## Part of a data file
START

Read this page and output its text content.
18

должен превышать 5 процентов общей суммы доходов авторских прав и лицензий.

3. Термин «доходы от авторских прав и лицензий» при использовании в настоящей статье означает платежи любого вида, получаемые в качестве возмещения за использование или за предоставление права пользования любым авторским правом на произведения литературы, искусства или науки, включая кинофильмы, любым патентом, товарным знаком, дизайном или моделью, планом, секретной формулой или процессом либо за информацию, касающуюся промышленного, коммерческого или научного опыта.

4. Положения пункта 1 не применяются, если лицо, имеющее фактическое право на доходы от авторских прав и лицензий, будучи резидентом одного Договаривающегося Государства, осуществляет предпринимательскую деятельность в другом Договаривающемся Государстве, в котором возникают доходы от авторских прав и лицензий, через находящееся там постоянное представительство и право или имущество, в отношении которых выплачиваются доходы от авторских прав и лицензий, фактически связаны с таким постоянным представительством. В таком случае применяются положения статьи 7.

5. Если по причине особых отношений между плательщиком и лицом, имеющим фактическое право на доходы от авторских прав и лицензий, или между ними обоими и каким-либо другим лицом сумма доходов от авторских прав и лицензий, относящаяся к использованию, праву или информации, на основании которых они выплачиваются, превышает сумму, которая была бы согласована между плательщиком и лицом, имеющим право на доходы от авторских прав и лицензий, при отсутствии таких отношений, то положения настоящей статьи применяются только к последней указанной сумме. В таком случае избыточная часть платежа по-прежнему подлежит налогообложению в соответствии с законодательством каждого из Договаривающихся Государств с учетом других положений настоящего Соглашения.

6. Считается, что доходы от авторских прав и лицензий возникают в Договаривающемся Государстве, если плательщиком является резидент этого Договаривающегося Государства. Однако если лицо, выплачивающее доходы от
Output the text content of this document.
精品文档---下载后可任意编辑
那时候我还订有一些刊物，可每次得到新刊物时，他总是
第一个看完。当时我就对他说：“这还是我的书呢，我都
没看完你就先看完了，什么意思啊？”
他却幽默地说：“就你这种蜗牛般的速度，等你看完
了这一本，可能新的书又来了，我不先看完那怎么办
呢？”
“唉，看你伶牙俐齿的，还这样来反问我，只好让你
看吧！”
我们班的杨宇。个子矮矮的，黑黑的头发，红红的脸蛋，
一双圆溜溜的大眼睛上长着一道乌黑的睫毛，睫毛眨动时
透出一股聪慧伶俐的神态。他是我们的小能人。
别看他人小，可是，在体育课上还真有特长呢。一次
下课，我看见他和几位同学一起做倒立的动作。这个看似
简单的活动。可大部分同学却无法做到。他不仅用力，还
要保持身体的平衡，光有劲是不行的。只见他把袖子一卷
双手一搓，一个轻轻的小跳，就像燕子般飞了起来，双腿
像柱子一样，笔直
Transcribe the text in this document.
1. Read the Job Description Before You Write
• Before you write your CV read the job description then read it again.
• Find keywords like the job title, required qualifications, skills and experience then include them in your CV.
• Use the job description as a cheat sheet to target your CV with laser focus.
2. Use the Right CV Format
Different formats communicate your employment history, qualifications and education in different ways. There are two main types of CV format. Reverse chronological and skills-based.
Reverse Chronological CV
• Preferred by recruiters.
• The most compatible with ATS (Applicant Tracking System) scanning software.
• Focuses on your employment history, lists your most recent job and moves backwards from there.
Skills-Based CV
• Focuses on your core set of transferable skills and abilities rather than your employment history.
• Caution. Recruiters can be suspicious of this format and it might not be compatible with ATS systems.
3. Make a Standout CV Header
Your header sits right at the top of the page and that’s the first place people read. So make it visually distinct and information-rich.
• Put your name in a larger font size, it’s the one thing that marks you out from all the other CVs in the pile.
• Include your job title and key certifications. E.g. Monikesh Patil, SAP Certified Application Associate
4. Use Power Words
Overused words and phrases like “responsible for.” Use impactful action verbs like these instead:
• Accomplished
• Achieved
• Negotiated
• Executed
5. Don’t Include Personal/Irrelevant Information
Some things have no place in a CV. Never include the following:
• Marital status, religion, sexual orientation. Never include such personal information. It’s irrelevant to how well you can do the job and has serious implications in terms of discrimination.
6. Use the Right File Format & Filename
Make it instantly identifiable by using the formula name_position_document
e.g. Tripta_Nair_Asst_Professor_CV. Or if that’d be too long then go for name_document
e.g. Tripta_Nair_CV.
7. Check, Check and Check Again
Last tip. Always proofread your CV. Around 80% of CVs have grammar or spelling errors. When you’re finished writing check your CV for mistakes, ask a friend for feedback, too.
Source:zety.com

END

## STATED GOAL
Find the string "like" in the listing and return every line that holds it.

## EXERCISE RESULT
• Find keywords like the job title, required qualifications, skills and experience then include them in your CV.
Overused words and phrases like “responsible for.” Use impactful action verbs like these instead:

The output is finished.